Dataset entries
● ● ● ● ●

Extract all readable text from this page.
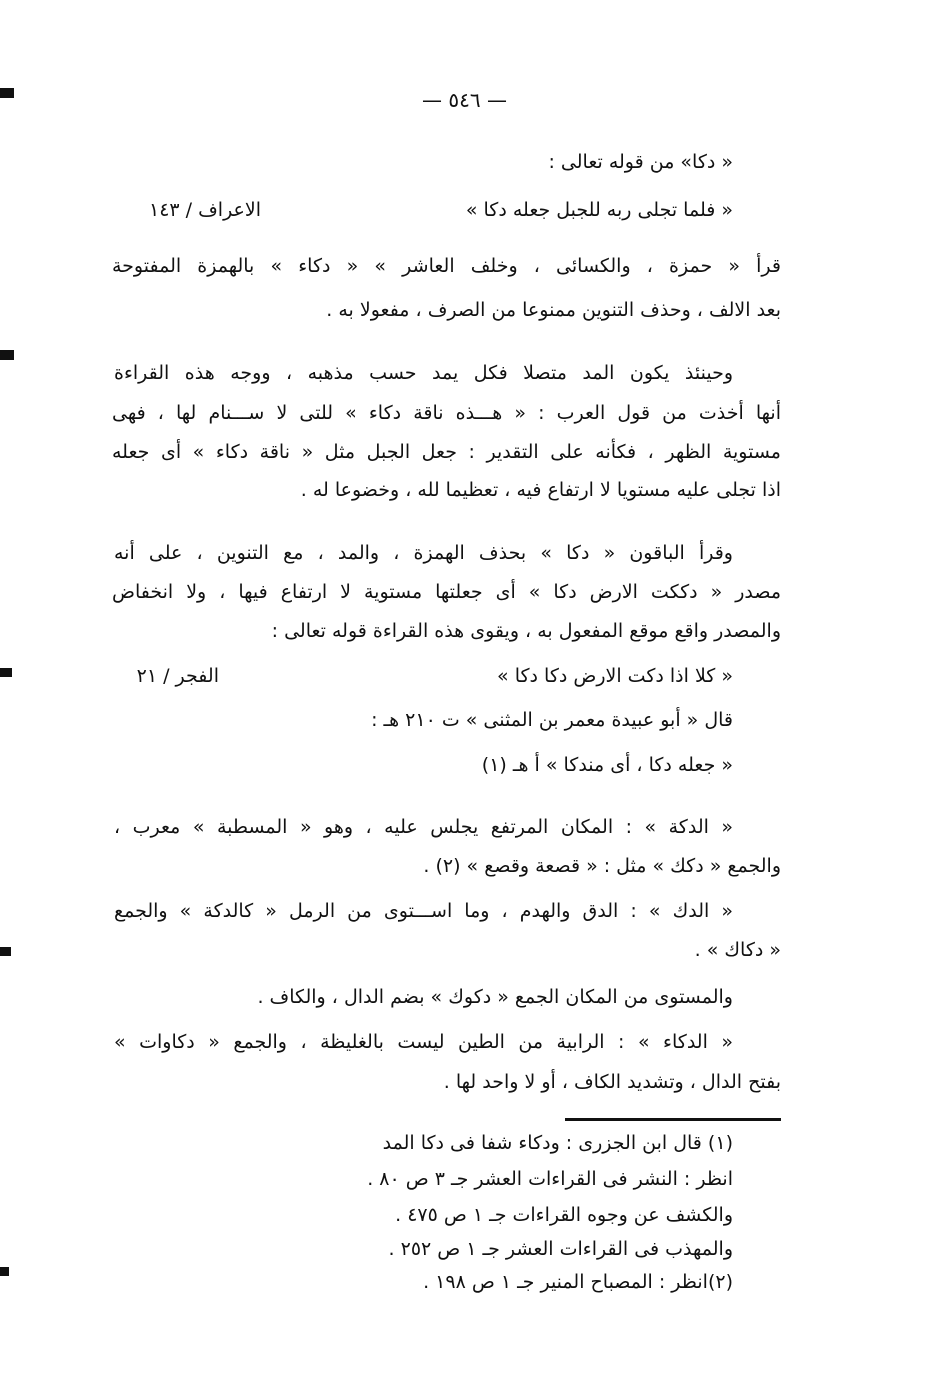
— ٥٤٦ —
« دكا» من قوله تعالى :
« فلما تجلى ربه للجبل جعله دكا »
الاعراف / ١٤٣
قرأ « حمزة ، والكسائى ، وخلف العاشر » « دكاء » بالهمزة المفتوحة
بعد الالف ، وحذف التنوين ممنوعا من الصرف ، مفعولا به .
وحينئذ يكون المد متصلا فكل يمد حسب مذهبه ، ووجه هذه القراءة
أنها أخذت من قول العرب : « هـــذه ناقة دكاء » للتى لا ســـنام لها ، فهى
مستوية الظهر ، فكأنه على التقدير : جعل الجبل مثل « ناقة دكاء » أى جعله
اذا تجلى عليه مستويا لا ارتفاع فيه ، تعظيما لله ، وخضوعا له .
وقرأ الباقون « دكا » بحذف الهمزة ، والمد ، مع التنوين ، على أنه
مصدر « دككت الارض دكا » أى جعلتها مستوية لا ارتفاع فيها ، ولا انخفاض
والمصدر واقع موقع المفعول به ، ويقوى هذه القراءة قوله تعالى :
« كلا اذا دكت الارض دكا دكا »
الفجر / ٢١
قال « أبو عبيدة معمر بن المثنى » ت ٢١٠ هـ :
« جعله دكا ، أى مندكا » أ هـ (١)
« الدكة » : المكان المرتفع يجلس عليه ، وهو « المسطبة » معرب ،
والجمع « دكك » مثل : « قصعة وقصع » (٢) .
« الدك » : الدق والهدم ، وما اســـتوى من الرمل « كالدكة » والجمع
« دكاك » .
والمستوى من المكان الجمع « دكوك » بضم الدال ، والكاف .
« الدكاء » : الرابية من الطين ليست بالغليظة ، والجمع « دكاوات »
بفتح الدال ، وتشديد الكاف ، أو لا واحد لها .
(١) قال ابن الجزرى : ودكاء شفا فى دكا المد
انظر : النشر فى القراءات العشر جـ ٣ ص ٨٠ .
والكشف عن وجوه القراءات جـ ١ ص ٤٧٥ .
والمهذب فى القراءات العشر جـ ١ ص ٢٥٢ .
(٢)انظر : المصباح المنير جـ ١ ص ١٩٨ .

● ● ● ● ●

** Work instructions **
Return all of the entries word for word, but omit the pictures.

** Exercise output **
Extract all readable text from this page.
— ٥٤٦ —
« دكا» من قوله تعالى :
« فلما تجلى ربه للجبل جعله دكا »
الاعراف / ١٤٣
قرأ « حمزة ، والكسائى ، وخلف العاشر » « دكاء » بالهمزة المفتوحة
بعد الالف ، وحذف التنوين ممنوعا من الصرف ، مفعولا به .
وحينئذ يكون المد متصلا فكل يمد حسب مذهبه ، ووجه هذه القراءة
أنها أخذت من قول العرب : « هـــذه ناقة دكاء » للتى لا ســـنام لها ، فهى
مستوية الظهر ، فكأنه على التقدير : جعل الجبل مثل « ناقة دكاء » أى جعله
اذا تجلى عليه مستويا لا ارتفاع فيه ، تعظيما لله ، وخضوعا له .
وقرأ الباقون « دكا » بحذف الهمزة ، والمد ، مع التنوين ، على أنه
مصدر « دككت الارض دكا » أى جعلتها مستوية لا ارتفاع فيها ، ولا انخفاض
والمصدر واقع موقع المفعول به ، ويقوى هذه القراءة قوله تعالى :
« كلا اذا دكت الارض دكا دكا »
الفجر / ٢١
قال « أبو عبيدة معمر بن المثنى » ت ٢١٠ هـ :
« جعله دكا ، أى مندكا » أ هـ (١)
« الدكة » : المكان المرتفع يجلس عليه ، وهو « المسطبة » معرب ،
والجمع « دكك » مثل : « قصعة وقصع » (٢) .
« الدك » : الدق والهدم ، وما اســـتوى من الرمل « كالدكة » والجمع
« دكاك » .
والمستوى من المكان الجمع « دكوك » بضم الدال ، والكاف .
« الدكاء » : الرابية من الطين ليست بالغليظة ، والجمع « دكاوات »
بفتح الدال ، وتشديد الكاف ، أو لا واحد لها .
(١) قال ابن الجزرى : ودكاء شفا فى دكا المد
انظر : النشر فى القراءات العشر جـ ٣ ص ٨٠ .
والكشف عن وجوه القراءات جـ ١ ص ٤٧٥ .
والمهذب فى القراءات العشر جـ ١ ص ٢٥٢ .
(٢)انظر : المصباح المنير جـ ١ ص ١٩٨ .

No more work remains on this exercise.